Problem requirements:
Determine the number of lines that have the string "JUNIOR" in them, and give only that number.

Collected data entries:
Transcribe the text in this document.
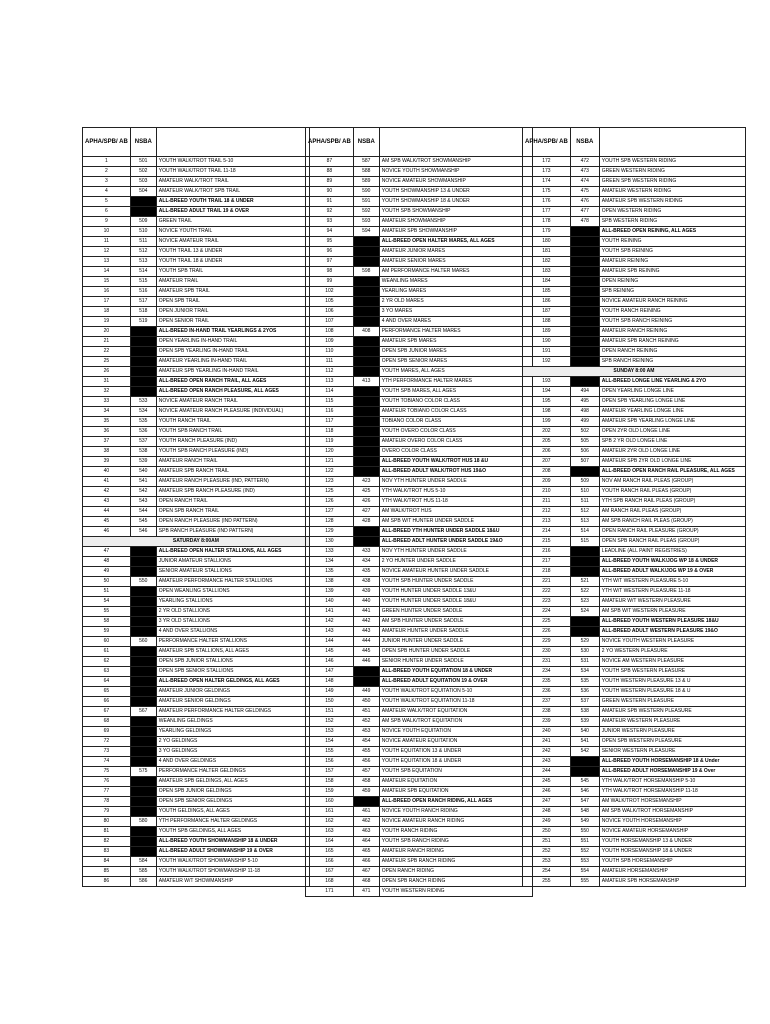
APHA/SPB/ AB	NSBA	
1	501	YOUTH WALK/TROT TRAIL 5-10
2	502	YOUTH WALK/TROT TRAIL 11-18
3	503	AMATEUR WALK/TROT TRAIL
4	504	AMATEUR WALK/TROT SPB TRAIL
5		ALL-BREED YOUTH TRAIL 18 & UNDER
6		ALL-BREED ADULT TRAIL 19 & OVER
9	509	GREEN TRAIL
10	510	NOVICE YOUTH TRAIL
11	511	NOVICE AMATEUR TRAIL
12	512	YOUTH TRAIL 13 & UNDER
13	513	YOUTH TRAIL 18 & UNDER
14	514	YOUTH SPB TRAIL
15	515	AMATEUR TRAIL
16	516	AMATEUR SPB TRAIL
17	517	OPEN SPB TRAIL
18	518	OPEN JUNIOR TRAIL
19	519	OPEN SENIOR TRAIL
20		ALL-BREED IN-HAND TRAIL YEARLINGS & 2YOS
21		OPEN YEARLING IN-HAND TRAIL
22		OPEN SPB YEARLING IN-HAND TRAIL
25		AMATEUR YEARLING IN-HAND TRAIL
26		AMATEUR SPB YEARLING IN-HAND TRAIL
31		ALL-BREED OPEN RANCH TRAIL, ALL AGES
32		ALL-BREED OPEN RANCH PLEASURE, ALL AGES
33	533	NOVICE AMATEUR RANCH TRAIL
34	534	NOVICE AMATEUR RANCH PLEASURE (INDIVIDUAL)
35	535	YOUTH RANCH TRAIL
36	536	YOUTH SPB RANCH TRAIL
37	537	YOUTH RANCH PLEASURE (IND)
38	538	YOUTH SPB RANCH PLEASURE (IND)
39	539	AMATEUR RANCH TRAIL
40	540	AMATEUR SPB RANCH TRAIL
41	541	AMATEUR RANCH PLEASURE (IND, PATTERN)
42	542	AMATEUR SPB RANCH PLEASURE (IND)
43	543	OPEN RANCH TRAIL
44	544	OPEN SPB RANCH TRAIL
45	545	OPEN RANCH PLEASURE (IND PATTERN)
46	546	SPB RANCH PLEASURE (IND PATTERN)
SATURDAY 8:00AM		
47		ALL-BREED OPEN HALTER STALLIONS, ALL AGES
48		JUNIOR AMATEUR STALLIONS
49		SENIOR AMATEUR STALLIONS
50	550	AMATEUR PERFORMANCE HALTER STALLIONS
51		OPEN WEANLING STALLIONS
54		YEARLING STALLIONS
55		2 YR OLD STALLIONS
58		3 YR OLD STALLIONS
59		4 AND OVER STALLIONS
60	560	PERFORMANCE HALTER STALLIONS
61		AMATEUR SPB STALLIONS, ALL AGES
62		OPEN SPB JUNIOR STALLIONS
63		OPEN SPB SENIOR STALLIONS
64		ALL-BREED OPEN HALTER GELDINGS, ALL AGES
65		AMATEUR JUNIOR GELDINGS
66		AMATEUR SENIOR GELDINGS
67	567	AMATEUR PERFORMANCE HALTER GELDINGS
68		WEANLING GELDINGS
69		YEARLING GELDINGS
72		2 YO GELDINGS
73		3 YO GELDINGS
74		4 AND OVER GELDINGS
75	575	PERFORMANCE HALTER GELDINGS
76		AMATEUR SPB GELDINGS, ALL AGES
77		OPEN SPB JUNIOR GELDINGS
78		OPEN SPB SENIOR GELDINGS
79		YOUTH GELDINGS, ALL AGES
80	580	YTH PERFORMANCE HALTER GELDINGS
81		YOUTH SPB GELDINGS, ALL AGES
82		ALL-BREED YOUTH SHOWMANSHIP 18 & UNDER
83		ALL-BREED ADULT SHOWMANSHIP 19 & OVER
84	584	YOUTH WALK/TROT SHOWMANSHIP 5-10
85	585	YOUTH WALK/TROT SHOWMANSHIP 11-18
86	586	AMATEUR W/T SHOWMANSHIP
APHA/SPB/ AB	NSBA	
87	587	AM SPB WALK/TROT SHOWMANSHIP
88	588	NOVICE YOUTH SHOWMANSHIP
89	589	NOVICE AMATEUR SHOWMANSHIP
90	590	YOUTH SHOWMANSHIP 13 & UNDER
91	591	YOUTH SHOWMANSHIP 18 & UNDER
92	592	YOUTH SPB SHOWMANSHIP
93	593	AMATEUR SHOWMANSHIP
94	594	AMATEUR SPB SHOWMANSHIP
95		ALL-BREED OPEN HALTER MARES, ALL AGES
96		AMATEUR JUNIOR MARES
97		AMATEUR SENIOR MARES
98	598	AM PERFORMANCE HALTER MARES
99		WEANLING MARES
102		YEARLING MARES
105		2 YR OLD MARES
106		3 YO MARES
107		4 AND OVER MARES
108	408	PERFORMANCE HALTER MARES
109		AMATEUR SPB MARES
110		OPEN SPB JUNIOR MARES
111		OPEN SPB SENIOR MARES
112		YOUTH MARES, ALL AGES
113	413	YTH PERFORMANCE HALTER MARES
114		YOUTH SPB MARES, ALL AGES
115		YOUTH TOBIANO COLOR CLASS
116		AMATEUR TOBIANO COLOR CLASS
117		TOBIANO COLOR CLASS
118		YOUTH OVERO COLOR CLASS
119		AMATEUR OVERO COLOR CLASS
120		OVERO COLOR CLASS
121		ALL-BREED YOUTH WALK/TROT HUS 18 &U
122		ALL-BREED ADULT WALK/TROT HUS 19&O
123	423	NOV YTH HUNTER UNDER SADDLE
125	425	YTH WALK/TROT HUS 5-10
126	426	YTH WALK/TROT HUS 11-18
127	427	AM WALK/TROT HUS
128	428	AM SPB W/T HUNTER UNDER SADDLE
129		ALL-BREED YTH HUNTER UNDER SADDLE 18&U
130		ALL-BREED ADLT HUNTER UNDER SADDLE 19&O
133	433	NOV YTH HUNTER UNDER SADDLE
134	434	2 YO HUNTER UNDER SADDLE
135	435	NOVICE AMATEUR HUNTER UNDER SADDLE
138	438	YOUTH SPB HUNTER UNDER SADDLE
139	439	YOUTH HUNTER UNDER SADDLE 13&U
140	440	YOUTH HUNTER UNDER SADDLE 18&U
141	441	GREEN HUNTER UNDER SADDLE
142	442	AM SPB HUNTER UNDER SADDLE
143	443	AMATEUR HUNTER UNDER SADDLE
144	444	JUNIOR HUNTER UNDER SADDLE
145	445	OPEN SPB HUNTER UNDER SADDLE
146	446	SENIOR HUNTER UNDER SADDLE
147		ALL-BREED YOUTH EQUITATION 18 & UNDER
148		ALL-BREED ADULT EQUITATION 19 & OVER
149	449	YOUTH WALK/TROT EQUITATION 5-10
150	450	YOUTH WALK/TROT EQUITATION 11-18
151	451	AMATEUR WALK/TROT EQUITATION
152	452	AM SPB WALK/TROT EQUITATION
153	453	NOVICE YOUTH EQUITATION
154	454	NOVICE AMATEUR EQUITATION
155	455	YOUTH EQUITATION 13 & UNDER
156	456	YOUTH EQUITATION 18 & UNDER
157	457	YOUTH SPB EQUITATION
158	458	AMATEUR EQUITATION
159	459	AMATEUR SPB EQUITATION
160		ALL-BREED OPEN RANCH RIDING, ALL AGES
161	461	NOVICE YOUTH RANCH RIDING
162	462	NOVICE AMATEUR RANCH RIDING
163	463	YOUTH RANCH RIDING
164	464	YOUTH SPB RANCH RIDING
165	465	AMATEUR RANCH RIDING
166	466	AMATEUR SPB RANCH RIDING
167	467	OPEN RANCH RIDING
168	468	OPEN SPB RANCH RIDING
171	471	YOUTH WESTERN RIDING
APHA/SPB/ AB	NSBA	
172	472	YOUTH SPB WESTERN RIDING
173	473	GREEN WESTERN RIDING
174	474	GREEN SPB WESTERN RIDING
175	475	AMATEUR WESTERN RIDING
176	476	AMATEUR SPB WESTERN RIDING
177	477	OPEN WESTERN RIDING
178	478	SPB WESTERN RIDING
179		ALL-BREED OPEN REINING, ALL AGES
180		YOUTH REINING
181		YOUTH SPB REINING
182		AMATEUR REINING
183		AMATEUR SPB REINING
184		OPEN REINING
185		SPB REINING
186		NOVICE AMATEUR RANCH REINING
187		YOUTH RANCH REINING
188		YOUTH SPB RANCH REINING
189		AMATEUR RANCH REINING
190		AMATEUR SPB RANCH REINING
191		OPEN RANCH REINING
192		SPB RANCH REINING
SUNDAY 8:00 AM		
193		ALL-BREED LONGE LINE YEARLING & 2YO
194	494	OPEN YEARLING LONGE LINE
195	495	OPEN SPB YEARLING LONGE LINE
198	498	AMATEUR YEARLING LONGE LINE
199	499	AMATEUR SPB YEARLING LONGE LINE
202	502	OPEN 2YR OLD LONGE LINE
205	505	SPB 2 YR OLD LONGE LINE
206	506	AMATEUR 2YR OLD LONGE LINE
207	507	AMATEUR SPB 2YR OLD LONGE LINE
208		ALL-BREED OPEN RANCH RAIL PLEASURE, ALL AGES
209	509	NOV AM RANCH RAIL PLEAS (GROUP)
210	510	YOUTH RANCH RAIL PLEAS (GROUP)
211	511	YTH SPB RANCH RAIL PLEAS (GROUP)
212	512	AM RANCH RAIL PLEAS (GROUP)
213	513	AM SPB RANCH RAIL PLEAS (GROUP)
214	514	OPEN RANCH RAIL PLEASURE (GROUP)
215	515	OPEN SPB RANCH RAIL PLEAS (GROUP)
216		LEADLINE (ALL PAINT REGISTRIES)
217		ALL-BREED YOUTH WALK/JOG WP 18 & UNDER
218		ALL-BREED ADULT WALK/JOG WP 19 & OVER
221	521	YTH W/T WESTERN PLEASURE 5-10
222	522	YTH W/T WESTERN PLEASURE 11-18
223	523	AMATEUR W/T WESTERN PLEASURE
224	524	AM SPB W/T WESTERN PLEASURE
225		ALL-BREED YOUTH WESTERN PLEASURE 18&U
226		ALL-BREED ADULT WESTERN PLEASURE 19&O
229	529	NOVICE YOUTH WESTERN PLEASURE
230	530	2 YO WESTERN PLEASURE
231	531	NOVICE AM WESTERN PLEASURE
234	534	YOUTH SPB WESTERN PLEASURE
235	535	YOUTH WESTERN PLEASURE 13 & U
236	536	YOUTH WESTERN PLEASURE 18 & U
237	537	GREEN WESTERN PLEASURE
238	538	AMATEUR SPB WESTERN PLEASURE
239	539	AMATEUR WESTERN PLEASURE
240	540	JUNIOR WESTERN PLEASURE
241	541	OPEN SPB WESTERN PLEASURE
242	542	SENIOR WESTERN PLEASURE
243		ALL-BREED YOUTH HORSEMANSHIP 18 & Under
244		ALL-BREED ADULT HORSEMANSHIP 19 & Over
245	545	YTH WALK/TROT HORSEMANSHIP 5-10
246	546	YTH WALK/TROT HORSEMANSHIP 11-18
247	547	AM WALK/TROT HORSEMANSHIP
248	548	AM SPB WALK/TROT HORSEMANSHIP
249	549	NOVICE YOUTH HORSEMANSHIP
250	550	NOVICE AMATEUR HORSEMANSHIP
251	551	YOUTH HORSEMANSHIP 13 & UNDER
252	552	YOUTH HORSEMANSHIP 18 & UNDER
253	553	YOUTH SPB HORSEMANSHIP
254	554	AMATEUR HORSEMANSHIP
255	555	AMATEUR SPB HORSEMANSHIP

Written answer:
9